Rows from a dataset:
● ● ● ● ● ● ●

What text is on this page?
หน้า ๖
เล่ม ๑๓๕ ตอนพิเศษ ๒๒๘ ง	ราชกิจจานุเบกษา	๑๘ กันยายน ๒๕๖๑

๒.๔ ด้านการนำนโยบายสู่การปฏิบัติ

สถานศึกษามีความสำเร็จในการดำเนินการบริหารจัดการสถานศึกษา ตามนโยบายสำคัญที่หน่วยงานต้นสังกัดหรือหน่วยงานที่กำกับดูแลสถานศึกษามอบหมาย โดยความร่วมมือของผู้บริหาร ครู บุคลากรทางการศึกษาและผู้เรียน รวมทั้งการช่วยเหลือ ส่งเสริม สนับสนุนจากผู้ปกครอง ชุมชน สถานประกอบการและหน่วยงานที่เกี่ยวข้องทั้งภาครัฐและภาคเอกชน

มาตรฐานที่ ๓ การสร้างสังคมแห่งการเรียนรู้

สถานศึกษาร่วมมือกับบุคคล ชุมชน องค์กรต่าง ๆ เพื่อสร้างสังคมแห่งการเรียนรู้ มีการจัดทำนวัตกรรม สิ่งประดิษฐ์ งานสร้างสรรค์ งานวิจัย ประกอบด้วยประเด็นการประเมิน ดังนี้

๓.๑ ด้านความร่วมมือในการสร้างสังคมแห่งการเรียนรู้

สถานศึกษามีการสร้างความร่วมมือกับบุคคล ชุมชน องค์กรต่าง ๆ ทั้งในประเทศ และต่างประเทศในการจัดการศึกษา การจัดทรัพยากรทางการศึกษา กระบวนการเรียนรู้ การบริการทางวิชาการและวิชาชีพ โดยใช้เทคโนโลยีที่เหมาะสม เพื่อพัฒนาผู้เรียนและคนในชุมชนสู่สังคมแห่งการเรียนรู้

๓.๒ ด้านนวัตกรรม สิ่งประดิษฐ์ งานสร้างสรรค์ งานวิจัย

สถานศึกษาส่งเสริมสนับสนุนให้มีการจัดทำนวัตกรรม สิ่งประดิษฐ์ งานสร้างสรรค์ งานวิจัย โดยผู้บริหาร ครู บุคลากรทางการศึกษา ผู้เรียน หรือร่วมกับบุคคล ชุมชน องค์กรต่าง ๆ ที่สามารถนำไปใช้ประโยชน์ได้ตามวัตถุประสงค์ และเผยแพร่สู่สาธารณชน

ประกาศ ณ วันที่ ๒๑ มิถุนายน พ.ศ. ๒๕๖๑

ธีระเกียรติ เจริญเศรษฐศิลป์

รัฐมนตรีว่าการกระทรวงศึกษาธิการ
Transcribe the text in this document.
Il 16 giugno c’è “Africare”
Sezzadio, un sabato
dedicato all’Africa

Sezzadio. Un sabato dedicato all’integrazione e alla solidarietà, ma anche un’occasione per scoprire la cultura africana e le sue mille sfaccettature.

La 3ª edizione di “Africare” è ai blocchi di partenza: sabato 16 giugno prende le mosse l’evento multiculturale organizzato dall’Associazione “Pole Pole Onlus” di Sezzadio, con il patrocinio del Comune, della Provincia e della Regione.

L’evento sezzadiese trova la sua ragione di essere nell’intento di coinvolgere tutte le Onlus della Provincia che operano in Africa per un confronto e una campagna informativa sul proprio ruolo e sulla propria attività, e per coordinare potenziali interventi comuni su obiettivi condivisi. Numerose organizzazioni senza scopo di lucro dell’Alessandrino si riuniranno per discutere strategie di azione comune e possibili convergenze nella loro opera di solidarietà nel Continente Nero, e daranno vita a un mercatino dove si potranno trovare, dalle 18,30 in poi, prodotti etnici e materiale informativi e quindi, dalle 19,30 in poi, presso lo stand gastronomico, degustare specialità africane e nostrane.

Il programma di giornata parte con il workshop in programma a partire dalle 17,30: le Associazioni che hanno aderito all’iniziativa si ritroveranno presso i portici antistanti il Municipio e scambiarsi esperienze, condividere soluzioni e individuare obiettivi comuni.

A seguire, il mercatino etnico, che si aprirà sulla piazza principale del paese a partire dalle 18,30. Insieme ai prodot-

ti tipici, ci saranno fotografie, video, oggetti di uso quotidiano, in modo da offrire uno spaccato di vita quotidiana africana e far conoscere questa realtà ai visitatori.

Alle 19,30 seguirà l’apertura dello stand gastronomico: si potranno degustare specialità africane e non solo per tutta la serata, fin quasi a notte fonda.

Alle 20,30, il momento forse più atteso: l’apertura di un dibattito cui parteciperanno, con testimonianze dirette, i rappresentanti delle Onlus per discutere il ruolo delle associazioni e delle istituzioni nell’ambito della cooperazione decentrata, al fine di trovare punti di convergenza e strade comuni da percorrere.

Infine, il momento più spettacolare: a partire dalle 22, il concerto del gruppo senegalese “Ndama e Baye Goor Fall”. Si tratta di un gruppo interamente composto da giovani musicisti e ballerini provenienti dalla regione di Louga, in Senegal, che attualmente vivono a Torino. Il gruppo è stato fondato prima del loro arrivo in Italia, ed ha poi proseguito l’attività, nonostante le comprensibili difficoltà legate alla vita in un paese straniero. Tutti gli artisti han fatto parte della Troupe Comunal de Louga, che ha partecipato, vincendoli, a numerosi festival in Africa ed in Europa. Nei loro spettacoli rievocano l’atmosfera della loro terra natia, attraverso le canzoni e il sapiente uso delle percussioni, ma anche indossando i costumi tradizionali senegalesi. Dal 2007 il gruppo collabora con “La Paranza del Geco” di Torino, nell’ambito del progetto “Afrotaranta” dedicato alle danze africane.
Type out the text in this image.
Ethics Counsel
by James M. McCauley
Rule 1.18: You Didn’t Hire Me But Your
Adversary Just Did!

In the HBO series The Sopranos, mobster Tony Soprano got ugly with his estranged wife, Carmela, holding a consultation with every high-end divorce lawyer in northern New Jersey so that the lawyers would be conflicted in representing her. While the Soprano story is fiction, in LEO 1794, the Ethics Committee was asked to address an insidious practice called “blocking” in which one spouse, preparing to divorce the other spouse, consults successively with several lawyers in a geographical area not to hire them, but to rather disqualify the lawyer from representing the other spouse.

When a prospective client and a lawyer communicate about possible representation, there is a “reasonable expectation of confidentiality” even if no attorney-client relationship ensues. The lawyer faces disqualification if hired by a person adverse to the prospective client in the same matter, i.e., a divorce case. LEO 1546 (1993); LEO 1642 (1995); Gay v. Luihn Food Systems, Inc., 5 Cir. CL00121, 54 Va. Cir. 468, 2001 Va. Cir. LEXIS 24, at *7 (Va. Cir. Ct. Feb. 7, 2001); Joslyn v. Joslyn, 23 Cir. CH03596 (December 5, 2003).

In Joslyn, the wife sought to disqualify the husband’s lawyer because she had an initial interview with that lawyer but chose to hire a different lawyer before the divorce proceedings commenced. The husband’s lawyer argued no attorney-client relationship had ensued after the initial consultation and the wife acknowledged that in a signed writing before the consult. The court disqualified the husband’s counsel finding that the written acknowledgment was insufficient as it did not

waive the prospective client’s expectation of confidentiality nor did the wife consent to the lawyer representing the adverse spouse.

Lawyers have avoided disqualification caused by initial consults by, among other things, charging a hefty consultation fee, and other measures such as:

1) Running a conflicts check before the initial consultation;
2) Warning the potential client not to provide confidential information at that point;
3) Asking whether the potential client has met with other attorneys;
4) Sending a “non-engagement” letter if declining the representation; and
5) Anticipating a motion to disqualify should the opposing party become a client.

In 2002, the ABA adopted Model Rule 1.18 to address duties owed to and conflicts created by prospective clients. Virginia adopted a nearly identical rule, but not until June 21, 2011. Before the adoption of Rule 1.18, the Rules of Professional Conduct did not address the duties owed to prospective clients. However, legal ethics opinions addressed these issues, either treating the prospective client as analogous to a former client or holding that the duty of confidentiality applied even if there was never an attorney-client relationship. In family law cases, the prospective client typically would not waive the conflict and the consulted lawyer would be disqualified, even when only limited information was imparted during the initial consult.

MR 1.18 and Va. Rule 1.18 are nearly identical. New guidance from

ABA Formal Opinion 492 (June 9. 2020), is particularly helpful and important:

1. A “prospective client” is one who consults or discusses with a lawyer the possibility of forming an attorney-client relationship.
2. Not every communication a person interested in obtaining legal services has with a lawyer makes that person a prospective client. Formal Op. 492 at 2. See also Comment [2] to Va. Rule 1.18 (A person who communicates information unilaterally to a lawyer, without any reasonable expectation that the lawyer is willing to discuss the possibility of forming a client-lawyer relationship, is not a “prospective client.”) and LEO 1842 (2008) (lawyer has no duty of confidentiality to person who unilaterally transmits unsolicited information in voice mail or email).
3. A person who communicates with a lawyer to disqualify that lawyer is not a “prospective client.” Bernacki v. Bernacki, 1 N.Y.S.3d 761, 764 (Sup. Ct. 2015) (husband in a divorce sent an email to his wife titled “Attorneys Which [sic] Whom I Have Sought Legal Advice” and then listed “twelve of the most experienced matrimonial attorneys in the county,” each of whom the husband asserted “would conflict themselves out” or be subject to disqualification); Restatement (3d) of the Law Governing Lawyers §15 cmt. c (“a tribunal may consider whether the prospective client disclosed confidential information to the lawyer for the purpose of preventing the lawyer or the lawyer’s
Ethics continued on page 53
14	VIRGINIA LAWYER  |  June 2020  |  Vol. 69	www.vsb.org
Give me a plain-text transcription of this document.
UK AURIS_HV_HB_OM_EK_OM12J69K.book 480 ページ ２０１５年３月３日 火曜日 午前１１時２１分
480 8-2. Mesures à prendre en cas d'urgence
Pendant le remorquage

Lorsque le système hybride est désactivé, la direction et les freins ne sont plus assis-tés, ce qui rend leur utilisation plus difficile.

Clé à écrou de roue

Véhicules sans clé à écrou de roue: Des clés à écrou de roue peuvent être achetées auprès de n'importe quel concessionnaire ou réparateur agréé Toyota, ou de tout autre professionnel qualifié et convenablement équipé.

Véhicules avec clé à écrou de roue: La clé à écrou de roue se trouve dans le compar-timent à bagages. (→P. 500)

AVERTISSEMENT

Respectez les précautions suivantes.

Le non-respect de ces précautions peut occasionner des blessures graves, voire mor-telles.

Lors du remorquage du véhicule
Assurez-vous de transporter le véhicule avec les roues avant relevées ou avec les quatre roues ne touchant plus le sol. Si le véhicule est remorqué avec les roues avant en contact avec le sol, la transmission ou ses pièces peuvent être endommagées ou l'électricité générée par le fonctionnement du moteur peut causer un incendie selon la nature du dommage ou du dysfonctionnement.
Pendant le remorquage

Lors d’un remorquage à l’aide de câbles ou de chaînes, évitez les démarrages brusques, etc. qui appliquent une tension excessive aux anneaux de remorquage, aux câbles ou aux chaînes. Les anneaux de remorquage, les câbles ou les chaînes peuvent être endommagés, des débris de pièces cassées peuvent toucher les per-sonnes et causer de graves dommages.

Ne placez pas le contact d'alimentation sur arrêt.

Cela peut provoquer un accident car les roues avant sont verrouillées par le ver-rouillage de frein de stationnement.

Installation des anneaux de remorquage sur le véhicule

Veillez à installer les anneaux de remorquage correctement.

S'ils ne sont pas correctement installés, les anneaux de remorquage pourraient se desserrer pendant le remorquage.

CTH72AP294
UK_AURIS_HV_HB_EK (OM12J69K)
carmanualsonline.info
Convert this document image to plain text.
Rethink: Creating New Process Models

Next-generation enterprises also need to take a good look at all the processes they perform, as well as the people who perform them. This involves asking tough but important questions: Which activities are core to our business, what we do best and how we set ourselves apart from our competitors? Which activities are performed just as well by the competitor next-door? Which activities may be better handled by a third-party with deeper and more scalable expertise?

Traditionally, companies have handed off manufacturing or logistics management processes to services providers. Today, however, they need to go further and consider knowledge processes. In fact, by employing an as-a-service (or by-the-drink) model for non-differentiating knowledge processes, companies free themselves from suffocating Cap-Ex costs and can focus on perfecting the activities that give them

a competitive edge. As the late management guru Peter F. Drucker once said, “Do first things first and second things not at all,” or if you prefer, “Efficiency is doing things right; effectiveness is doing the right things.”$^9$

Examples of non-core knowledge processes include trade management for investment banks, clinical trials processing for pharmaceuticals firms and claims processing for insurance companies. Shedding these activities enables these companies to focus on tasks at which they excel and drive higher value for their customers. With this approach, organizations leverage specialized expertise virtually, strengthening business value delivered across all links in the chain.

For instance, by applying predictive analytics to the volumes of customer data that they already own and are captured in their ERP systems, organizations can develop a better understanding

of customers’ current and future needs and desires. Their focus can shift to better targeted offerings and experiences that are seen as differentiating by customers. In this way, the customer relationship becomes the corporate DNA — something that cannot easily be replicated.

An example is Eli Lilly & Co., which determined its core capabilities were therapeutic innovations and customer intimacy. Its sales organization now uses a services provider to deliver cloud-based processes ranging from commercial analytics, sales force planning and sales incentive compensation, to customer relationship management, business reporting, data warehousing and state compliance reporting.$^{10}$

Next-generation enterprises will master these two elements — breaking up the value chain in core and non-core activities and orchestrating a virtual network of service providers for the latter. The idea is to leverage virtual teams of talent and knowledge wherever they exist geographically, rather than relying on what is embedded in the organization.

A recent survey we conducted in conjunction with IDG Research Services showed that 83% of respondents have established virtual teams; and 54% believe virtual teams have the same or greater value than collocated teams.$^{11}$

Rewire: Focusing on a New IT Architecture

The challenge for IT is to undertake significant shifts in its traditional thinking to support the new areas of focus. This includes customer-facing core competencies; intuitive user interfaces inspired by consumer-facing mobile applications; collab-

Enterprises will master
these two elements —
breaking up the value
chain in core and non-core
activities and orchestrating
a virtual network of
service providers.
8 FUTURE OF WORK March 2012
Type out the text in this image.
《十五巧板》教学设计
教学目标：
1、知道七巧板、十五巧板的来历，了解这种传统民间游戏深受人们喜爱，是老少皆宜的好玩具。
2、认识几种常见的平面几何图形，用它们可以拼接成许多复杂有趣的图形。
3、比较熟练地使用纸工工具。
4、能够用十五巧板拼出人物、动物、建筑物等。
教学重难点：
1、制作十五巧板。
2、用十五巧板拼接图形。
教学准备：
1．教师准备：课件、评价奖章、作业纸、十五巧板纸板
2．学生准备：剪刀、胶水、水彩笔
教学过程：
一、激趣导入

● ● ● ● ● ● ●

__Your objective__
Of the lines in the listing, how many hold the word "communicates"? Nothing but the number is needed.

__The reply__
2